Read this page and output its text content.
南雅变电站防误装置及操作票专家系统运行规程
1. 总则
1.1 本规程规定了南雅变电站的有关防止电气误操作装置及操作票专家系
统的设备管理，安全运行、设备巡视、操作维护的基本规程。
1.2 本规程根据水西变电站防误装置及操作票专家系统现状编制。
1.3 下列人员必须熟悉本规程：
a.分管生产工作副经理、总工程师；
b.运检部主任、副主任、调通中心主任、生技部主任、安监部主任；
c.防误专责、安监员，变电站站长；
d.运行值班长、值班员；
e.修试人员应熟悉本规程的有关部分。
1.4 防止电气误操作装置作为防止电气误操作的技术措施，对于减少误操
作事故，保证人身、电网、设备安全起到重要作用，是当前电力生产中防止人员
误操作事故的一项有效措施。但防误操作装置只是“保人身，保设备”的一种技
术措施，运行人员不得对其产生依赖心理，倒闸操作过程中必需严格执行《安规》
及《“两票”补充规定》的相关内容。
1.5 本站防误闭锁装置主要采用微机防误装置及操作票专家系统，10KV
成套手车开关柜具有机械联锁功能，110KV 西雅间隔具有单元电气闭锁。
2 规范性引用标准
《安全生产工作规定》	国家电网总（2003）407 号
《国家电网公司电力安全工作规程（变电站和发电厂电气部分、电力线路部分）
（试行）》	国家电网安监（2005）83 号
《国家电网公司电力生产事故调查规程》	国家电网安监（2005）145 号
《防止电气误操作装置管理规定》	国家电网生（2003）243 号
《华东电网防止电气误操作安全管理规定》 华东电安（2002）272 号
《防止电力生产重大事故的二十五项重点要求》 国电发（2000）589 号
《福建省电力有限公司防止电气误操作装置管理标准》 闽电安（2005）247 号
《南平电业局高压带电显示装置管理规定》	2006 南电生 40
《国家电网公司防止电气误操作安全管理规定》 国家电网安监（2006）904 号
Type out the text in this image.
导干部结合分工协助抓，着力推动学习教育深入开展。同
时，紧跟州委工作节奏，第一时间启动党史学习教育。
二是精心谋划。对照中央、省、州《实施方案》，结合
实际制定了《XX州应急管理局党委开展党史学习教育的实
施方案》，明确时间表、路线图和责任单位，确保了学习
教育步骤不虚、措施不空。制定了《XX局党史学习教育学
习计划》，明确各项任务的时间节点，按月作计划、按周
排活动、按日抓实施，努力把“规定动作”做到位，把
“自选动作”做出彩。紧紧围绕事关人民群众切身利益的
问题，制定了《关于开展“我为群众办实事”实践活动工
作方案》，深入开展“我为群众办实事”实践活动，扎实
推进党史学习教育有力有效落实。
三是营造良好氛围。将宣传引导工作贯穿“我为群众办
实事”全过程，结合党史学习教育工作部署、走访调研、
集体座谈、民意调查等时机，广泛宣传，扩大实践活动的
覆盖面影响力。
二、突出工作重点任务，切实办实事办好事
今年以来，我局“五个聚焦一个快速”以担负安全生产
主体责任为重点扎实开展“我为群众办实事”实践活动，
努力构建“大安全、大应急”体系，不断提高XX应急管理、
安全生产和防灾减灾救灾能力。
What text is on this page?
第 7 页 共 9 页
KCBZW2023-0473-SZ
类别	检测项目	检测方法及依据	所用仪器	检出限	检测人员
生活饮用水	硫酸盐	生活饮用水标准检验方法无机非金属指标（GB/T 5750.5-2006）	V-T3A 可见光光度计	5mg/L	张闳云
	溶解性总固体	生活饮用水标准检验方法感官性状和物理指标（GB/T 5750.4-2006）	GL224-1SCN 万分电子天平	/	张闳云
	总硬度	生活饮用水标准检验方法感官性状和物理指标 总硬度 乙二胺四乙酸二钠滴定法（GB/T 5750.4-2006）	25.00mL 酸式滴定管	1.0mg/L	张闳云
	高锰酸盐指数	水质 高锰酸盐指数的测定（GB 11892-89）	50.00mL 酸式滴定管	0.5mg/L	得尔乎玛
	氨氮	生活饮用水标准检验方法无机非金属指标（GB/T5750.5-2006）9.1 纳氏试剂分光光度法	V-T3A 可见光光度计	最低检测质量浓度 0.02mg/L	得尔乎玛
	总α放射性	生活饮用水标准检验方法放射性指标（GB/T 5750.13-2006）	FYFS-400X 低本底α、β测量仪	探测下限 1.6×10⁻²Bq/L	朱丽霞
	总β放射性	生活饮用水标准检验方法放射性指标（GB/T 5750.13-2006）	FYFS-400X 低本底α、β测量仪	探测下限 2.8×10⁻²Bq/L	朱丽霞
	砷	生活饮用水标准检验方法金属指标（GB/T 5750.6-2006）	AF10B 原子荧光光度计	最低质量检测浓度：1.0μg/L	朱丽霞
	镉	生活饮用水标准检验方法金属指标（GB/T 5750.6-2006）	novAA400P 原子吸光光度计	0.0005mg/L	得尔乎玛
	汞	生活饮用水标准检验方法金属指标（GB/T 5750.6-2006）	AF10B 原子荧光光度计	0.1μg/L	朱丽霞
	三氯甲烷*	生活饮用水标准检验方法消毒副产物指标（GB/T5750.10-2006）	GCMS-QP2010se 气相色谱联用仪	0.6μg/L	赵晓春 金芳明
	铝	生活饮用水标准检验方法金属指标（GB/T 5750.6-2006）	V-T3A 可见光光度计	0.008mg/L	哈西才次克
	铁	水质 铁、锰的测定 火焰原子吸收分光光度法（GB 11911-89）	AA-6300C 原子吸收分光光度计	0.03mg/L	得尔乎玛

━━━━━━━━━━━━━━━━━━━━

▶ **EXERCISE OBJECTIVE**
Repeat all the entries word for word.

▶ **COMPLETE OUTPUT**
Read this page and output its text content.
南雅变电站防误装置及操作票专家系统运行规程
1. 总则
1.1 本规程规定了南雅变电站的有关防止电气误操作装置及操作票专家系
统的设备管理，安全运行、设备巡视、操作维护的基本规程。
1.2 本规程根据水西变电站防误装置及操作票专家系统现状编制。
1.3 下列人员必须熟悉本规程：
a.分管生产工作副经理、总工程师；
b.运检部主任、副主任、调通中心主任、生技部主任、安监部主任；
c.防误专责、安监员，变电站站长；
d.运行值班长、值班员；
e.修试人员应熟悉本规程的有关部分。
1.4 防止电气误操作装置作为防止电气误操作的技术措施，对于减少误操
作事故，保证人身、电网、设备安全起到重要作用，是当前电力生产中防止人员
误操作事故的一项有效措施。但防误操作装置只是“保人身，保设备”的一种技
术措施，运行人员不得对其产生依赖心理，倒闸操作过程中必需严格执行《安规》
及《“两票”补充规定》的相关内容。
1.5 本站防误闭锁装置主要采用微机防误装置及操作票专家系统，10KV
成套手车开关柜具有机械联锁功能，110KV 西雅间隔具有单元电气闭锁。
2 规范性引用标准
《安全生产工作规定》	国家电网总（2003）407 号
《国家电网公司电力安全工作规程（变电站和发电厂电气部分、电力线路部分）
（试行）》	国家电网安监（2005）83 号
《国家电网公司电力生产事故调查规程》	国家电网安监（2005）145 号
《防止电气误操作装置管理规定》	国家电网生（2003）243 号
《华东电网防止电气误操作安全管理规定》 华东电安（2002）272 号
《防止电力生产重大事故的二十五项重点要求》 国电发（2000）589 号
《福建省电力有限公司防止电气误操作装置管理标准》 闽电安（2005）247 号
《南平电业局高压带电显示装置管理规定》	2006 南电生 40
《国家电网公司防止电气误操作安全管理规定》 国家电网安监（2006）904 号
Type out the text in this image.
导干部结合分工协助抓，着力推动学习教育深入开展。同
时，紧跟州委工作节奏，第一时间启动党史学习教育。
二是精心谋划。对照中央、省、州《实施方案》，结合
实际制定了《XX州应急管理局党委开展党史学习教育的实
施方案》，明确时间表、路线图和责任单位，确保了学习
教育步骤不虚、措施不空。制定了《XX局党史学习教育学
习计划》，明确各项任务的时间节点，按月作计划、按周
排活动、按日抓实施，努力把“规定动作”做到位，把
“自选动作”做出彩。紧紧围绕事关人民群众切身利益的
问题，制定了《关于开展“我为群众办实事”实践活动工
作方案》，深入开展“我为群众办实事”实践活动，扎实
推进党史学习教育有力有效落实。
三是营造良好氛围。将宣传引导工作贯穿“我为群众办
实事”全过程，结合党史学习教育工作部署、走访调研、
集体座谈、民意调查等时机，广泛宣传，扩大实践活动的
覆盖面影响力。
二、突出工作重点任务，切实办实事办好事
今年以来，我局“五个聚焦一个快速”以担负安全生产
主体责任为重点扎实开展“我为群众办实事”实践活动，
努力构建“大安全、大应急”体系，不断提高XX应急管理、
安全生产和防灾减灾救灾能力。
What text is on this page?
第 7 页 共 9 页
KCBZW2023-0473-SZ
类别	检测项目	检测方法及依据	所用仪器	检出限	检测人员
生活饮用水	硫酸盐	生活饮用水标准检验方法无机非金属指标（GB/T 5750.5-2006）	V-T3A 可见光光度计	5mg/L	张闳云
	溶解性总固体	生活饮用水标准检验方法感官性状和物理指标（GB/T 5750.4-2006）	GL224-1SCN 万分电子天平	/	张闳云
	总硬度	生活饮用水标准检验方法感官性状和物理指标 总硬度 乙二胺四乙酸二钠滴定法（GB/T 5750.4-2006）	25.00mL 酸式滴定管	1.0mg/L	张闳云
	高锰酸盐指数	水质 高锰酸盐指数的测定（GB 11892-89）	50.00mL 酸式滴定管	0.5mg/L	得尔乎玛
	氨氮	生活饮用水标准检验方法无机非金属指标（GB/T5750.5-2006）9.1 纳氏试剂分光光度法	V-T3A 可见光光度计	最低检测质量浓度 0.02mg/L	得尔乎玛
	总α放射性	生活饮用水标准检验方法放射性指标（GB/T 5750.13-2006）	FYFS-400X 低本底α、β测量仪	探测下限 1.6×10⁻²Bq/L	朱丽霞
	总β放射性	生活饮用水标准检验方法放射性指标（GB/T 5750.13-2006）	FYFS-400X 低本底α、β测量仪	探测下限 2.8×10⁻²Bq/L	朱丽霞
	砷	生活饮用水标准检验方法金属指标（GB/T 5750.6-2006）	AF10B 原子荧光光度计	最低质量检测浓度：1.0μg/L	朱丽霞
	镉	生活饮用水标准检验方法金属指标（GB/T 5750.6-2006）	novAA400P 原子吸光光度计	0.0005mg/L	得尔乎玛
	汞	生活饮用水标准检验方法金属指标（GB/T 5750.6-2006）	AF10B 原子荧光光度计	0.1μg/L	朱丽霞
	三氯甲烷*	生活饮用水标准检验方法消毒副产物指标（GB/T5750.10-2006）	GCMS-QP2010se 气相色谱联用仪	0.6μg/L	赵晓春 金芳明
	铝	生活饮用水标准检验方法金属指标（GB/T 5750.6-2006）	V-T3A 可见光光度计	0.008mg/L	哈西才次克
	铁	水质 铁、锰的测定 火焰原子吸收分光光度法（GB 11911-89）	AA-6300C 原子吸收分光光度计	0.03mg/L	得尔乎玛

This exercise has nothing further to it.